*What you will do*. Print the listing below in its entirety, character for character.

*Information provided*.
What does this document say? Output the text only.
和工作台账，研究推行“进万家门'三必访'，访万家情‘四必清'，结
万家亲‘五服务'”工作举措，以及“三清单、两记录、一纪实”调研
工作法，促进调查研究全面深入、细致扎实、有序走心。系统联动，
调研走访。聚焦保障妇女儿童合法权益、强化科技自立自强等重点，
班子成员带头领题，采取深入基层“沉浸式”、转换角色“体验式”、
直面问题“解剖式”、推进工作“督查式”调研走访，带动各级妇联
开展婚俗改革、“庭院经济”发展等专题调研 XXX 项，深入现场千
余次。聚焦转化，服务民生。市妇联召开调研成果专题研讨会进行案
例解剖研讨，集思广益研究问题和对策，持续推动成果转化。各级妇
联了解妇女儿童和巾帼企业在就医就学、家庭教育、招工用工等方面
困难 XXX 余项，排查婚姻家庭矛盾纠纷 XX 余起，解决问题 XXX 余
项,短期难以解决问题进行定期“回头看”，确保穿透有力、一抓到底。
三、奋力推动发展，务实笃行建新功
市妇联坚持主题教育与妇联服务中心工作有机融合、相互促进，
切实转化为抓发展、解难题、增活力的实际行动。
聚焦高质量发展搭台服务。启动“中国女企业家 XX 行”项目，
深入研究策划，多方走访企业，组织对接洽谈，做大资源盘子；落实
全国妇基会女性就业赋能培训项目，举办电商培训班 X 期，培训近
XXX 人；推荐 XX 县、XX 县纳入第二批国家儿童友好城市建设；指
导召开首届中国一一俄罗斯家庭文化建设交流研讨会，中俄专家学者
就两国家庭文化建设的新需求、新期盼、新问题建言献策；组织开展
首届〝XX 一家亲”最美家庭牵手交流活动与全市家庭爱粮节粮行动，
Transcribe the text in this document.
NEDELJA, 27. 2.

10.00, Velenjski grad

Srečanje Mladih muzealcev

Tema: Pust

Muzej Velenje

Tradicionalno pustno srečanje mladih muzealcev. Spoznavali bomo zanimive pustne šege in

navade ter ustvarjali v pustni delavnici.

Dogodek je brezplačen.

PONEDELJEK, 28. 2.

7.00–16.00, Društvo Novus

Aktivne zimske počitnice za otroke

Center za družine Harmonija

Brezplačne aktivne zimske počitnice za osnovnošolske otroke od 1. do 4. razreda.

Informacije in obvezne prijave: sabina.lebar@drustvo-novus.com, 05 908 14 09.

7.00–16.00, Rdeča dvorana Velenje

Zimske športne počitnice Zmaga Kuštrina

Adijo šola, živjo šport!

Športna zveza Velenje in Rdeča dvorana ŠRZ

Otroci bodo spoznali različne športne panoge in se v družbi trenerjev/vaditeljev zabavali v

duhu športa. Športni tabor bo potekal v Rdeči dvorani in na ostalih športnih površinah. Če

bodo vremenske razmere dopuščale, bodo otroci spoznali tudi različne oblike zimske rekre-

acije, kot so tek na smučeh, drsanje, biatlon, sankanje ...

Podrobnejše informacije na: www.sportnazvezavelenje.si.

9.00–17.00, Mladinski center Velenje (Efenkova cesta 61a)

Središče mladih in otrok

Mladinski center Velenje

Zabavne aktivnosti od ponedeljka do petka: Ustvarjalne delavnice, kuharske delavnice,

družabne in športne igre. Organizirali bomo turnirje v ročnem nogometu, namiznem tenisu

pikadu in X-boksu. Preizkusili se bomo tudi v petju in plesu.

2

*Result below*.
What does this document say? Output the text only.
和工作台账，研究推行“进万家门'三必访'，访万家情‘四必清'，结
万家亲‘五服务'”工作举措，以及“三清单、两记录、一纪实”调研
工作法，促进调查研究全面深入、细致扎实、有序走心。系统联动，
调研走访。聚焦保障妇女儿童合法权益、强化科技自立自强等重点，
班子成员带头领题，采取深入基层“沉浸式”、转换角色“体验式”、
直面问题“解剖式”、推进工作“督查式”调研走访，带动各级妇联
开展婚俗改革、“庭院经济”发展等专题调研 XXX 项，深入现场千
余次。聚焦转化，服务民生。市妇联召开调研成果专题研讨会进行案
例解剖研讨，集思广益研究问题和对策，持续推动成果转化。各级妇
联了解妇女儿童和巾帼企业在就医就学、家庭教育、招工用工等方面
困难 XXX 余项，排查婚姻家庭矛盾纠纷 XX 余起，解决问题 XXX 余
项,短期难以解决问题进行定期“回头看”，确保穿透有力、一抓到底。
三、奋力推动发展，务实笃行建新功
市妇联坚持主题教育与妇联服务中心工作有机融合、相互促进，
切实转化为抓发展、解难题、增活力的实际行动。
聚焦高质量发展搭台服务。启动“中国女企业家 XX 行”项目，
深入研究策划，多方走访企业，组织对接洽谈，做大资源盘子；落实
全国妇基会女性就业赋能培训项目，举办电商培训班 X 期，培训近
XXX 人；推荐 XX 县、XX 县纳入第二批国家儿童友好城市建设；指
导召开首届中国一一俄罗斯家庭文化建设交流研讨会，中俄专家学者
就两国家庭文化建设的新需求、新期盼、新问题建言献策；组织开展
首届〝XX 一家亲”最美家庭牵手交流活动与全市家庭爱粮节粮行动，
Transcribe the text in this document.
NEDELJA, 27. 2.

10.00, Velenjski grad

Srečanje Mladih muzealcev

Tema: Pust

Muzej Velenje

Tradicionalno pustno srečanje mladih muzealcev. Spoznavali bomo zanimive pustne šege in

navade ter ustvarjali v pustni delavnici.

Dogodek je brezplačen.

PONEDELJEK, 28. 2.

7.00–16.00, Društvo Novus

Aktivne zimske počitnice za otroke

Center za družine Harmonija

Brezplačne aktivne zimske počitnice za osnovnošolske otroke od 1. do 4. razreda.

Informacije in obvezne prijave: sabina.lebar@drustvo-novus.com, 05 908 14 09.

7.00–16.00, Rdeča dvorana Velenje

Zimske športne počitnice Zmaga Kuštrina

Adijo šola, živjo šport!

Športna zveza Velenje in Rdeča dvorana ŠRZ

Otroci bodo spoznali različne športne panoge in se v družbi trenerjev/vaditeljev zabavali v

duhu športa. Športni tabor bo potekal v Rdeči dvorani in na ostalih športnih površinah. Če

bodo vremenske razmere dopuščale, bodo otroci spoznali tudi različne oblike zimske rekre-

acije, kot so tek na smučeh, drsanje, biatlon, sankanje ...

Podrobnejše informacije na: www.sportnazvezavelenje.si.

9.00–17.00, Mladinski center Velenje (Efenkova cesta 61a)

Središče mladih in otrok

Mladinski center Velenje

Zabavne aktivnosti od ponedeljka do petka: Ustvarjalne delavnice, kuharske delavnice,

družabne in športne igre. Organizirali bomo turnirje v ročnem nogometu, namiznem tenisu

pikadu in X-boksu. Preizkusili se bomo tudi v petju in plesu.

2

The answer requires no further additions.